Aim of the task -> Review the material and extract every line in which the word "ylabel" occurs.

=======

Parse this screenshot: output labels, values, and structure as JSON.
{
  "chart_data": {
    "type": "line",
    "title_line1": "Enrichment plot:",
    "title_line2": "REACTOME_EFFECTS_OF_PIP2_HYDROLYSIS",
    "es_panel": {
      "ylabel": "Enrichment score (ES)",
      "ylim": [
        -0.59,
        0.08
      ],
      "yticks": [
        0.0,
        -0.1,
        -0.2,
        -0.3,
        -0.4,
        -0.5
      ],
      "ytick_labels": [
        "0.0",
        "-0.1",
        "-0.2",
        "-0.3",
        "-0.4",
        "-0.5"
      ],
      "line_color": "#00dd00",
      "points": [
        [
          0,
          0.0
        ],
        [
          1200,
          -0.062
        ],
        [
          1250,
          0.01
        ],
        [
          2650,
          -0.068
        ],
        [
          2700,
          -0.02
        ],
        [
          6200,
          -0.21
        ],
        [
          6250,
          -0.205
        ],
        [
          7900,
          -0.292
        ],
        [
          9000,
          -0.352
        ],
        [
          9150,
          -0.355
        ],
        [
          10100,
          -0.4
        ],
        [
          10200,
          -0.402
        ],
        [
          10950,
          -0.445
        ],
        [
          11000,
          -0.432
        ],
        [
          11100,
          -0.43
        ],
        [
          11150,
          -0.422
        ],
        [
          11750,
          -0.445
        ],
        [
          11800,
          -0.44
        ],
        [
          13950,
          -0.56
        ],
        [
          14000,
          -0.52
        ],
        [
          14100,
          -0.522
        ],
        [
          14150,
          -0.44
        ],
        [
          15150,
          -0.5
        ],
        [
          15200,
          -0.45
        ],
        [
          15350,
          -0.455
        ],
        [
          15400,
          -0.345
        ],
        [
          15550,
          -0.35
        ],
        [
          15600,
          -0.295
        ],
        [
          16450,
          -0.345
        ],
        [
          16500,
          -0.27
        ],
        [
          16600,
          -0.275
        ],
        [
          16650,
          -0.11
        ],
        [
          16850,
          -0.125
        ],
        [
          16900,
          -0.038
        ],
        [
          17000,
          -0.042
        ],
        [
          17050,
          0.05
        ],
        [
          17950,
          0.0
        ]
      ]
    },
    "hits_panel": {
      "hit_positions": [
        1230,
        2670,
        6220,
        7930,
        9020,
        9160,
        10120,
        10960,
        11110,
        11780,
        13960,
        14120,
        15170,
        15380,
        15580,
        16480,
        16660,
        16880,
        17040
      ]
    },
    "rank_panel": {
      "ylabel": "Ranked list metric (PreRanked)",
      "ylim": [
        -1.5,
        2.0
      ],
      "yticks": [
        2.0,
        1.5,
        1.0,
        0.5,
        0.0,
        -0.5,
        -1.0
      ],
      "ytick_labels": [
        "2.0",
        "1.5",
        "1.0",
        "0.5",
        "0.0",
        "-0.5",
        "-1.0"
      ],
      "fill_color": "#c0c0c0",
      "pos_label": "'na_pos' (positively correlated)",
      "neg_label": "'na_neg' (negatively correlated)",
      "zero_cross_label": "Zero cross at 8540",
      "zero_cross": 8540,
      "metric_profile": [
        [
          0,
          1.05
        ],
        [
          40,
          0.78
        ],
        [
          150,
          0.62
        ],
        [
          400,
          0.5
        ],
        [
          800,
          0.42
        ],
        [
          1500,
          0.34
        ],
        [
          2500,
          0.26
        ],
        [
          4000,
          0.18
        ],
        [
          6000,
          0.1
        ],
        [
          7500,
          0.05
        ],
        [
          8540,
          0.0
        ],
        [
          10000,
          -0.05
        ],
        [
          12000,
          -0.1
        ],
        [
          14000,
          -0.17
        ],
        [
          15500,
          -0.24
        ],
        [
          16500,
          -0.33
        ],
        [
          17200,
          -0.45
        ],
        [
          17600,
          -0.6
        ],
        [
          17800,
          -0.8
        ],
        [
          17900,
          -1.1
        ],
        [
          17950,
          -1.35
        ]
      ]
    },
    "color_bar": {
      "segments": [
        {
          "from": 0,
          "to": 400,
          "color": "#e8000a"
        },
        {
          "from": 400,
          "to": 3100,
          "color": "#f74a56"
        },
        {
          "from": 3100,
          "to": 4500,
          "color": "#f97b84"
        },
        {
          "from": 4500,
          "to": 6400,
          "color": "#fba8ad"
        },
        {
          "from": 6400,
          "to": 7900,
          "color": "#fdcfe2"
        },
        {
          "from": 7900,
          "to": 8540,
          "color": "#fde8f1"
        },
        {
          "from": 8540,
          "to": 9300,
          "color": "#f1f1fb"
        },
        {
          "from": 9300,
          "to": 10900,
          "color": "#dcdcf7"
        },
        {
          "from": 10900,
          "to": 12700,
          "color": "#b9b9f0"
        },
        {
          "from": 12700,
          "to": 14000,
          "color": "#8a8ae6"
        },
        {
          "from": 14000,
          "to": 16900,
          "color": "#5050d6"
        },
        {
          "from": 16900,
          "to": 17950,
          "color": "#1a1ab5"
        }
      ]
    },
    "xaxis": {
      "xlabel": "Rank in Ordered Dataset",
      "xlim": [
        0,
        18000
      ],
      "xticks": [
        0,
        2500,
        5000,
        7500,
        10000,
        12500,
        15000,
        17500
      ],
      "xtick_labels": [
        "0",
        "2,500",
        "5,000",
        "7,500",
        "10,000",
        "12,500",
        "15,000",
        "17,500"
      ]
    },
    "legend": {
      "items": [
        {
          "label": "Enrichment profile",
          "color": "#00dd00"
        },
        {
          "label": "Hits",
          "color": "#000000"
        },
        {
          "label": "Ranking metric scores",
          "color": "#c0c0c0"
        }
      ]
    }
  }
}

=======

Problem solution ->
      "ylabel": "Enrichment score (ES)",
      "ylabel": "Ranked list metric (PreRanked)",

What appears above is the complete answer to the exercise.